#### SET EXERCISE
Your task is to print the material below exactly as presented.

** BEGIN **

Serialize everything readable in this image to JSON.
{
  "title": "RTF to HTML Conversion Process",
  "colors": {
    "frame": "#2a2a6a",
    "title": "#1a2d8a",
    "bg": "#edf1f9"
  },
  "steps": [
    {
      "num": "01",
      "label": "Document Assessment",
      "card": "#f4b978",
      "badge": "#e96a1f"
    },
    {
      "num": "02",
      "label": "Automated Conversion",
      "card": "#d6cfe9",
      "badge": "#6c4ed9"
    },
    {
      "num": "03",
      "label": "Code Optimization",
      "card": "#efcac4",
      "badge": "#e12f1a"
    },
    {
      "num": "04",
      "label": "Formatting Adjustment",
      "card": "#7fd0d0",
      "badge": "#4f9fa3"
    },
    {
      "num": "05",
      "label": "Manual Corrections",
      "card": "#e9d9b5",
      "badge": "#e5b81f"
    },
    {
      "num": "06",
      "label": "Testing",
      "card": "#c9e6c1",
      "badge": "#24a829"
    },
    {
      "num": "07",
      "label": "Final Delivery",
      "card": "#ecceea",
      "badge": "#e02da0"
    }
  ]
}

** END **

#### ANSWER TO THIS EXERCISE
Serialize everything readable in this image to JSON.
{
  "title": "RTF to HTML Conversion Process",
  "colors": {
    "frame": "#2a2a6a",
    "title": "#1a2d8a",
    "bg": "#edf1f9"
  },
  "steps": [
    {
      "num": "01",
      "label": "Document Assessment",
      "card": "#f4b978",
      "badge": "#e96a1f"
    },
    {
      "num": "02",
      "label": "Automated Conversion",
      "card": "#d6cfe9",
      "badge": "#6c4ed9"
    },
    {
      "num": "03",
      "label": "Code Optimization",
      "card": "#efcac4",
      "badge": "#e12f1a"
    },
    {
      "num": "04",
      "label": "Formatting Adjustment",
      "card": "#7fd0d0",
      "badge": "#4f9fa3"
    },
    {
      "num": "05",
      "label": "Manual Corrections",
      "card": "#e9d9b5",
      "badge": "#e5b81f"
    },
    {
      "num": "06",
      "label": "Testing",
      "card": "#c9e6c1",
      "badge": "#24a829"
    },
    {
      "num": "07",
      "label": "Final Delivery",
      "card": "#ecceea",
      "badge": "#e02da0"
    }
  ]
}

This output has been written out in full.